(Lines of data)
------

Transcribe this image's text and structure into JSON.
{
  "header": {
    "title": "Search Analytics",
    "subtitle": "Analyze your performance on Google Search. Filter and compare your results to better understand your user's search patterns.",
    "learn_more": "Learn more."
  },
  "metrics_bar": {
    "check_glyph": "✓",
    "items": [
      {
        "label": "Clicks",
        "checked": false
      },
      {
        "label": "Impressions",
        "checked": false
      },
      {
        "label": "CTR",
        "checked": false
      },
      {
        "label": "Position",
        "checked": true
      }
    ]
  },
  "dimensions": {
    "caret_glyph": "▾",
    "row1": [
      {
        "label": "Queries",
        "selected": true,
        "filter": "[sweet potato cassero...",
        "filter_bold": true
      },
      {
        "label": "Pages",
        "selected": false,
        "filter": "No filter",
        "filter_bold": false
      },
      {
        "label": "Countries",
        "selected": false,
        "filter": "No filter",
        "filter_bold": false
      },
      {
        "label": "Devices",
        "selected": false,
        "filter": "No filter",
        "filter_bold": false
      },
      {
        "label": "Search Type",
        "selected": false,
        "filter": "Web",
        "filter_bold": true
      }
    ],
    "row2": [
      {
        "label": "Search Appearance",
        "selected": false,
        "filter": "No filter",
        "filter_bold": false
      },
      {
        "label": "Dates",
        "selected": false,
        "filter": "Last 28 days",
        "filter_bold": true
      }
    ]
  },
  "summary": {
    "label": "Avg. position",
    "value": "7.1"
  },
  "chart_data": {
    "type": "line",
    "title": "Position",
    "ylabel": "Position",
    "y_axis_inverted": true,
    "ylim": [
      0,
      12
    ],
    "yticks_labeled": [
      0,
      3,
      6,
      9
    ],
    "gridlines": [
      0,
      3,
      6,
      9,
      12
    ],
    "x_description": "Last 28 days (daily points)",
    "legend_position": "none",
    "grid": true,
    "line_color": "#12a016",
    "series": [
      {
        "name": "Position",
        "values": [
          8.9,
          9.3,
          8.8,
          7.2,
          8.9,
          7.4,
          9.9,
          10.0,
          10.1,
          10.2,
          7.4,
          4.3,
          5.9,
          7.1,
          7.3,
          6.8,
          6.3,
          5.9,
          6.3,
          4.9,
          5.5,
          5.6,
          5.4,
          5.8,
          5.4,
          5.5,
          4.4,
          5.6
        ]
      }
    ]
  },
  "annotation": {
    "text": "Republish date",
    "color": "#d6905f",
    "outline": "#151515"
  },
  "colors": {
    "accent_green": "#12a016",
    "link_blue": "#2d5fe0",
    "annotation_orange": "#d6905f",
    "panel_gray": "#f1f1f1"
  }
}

------

Can you reproduce all the material exactly?

Transcribe this image's text and structure into JSON.
{
  "header": {
    "title": "Search Analytics",
    "subtitle": "Analyze your performance on Google Search. Filter and compare your results to better understand your user's search patterns.",
    "learn_more": "Learn more."
  },
  "metrics_bar": {
    "check_glyph": "✓",
    "items": [
      {
        "label": "Clicks",
        "checked": false
      },
      {
        "label": "Impressions",
        "checked": false
      },
      {
        "label": "CTR",
        "checked": false
      },
      {
        "label": "Position",
        "checked": true
      }
    ]
  },
  "dimensions": {
    "caret_glyph": "▾",
    "row1": [
      {
        "label": "Queries",
        "selected": true,
        "filter": "[sweet potato cassero...",
        "filter_bold": true
      },
      {
        "label": "Pages",
        "selected": false,
        "filter": "No filter",
        "filter_bold": false
      },
      {
        "label": "Countries",
        "selected": false,
        "filter": "No filter",
        "filter_bold": false
      },
      {
        "label": "Devices",
        "selected": false,
        "filter": "No filter",
        "filter_bold": false
      },
      {
        "label": "Search Type",
        "selected": false,
        "filter": "Web",
        "filter_bold": true
      }
    ],
    "row2": [
      {
        "label": "Search Appearance",
        "selected": false,
        "filter": "No filter",
        "filter_bold": false
      },
      {
        "label": "Dates",
        "selected": false,
        "filter": "Last 28 days",
        "filter_bold": true
      }
    ]
  },
  "summary": {
    "label": "Avg. position",
    "value": "7.1"
  },
  "chart_data": {
    "type": "line",
    "title": "Position",
    "ylabel": "Position",
    "y_axis_inverted": true,
    "ylim": [
      0,
      12
    ],
    "yticks_labeled": [
      0,
      3,
      6,
      9
    ],
    "gridlines": [
      0,
      3,
      6,
      9,
      12
    ],
    "x_description": "Last 28 days (daily points)",
    "legend_position": "none",
    "grid": true,
    "line_color": "#12a016",
    "series": [
      {
        "name": "Position",
        "values": [
          8.9,
          9.3,
          8.8,
          7.2,
          8.9,
          7.4,
          9.9,
          10.0,
          10.1,
          10.2,
          7.4,
          4.3,
          5.9,
          7.1,
          7.3,
          6.8,
          6.3,
          5.9,
          6.3,
          4.9,
          5.5,
          5.6,
          5.4,
          5.8,
          5.4,
          5.5,
          4.4,
          5.6
        ]
      }
    ]
  },
  "annotation": {
    "text": "Republish date",
    "color": "#d6905f",
    "outline": "#151515"
  },
  "colors": {
    "accent_green": "#12a016",
    "link_blue": "#2d5fe0",
    "annotation_orange": "#d6905f",
    "panel_gray": "#f1f1f1"
  }
}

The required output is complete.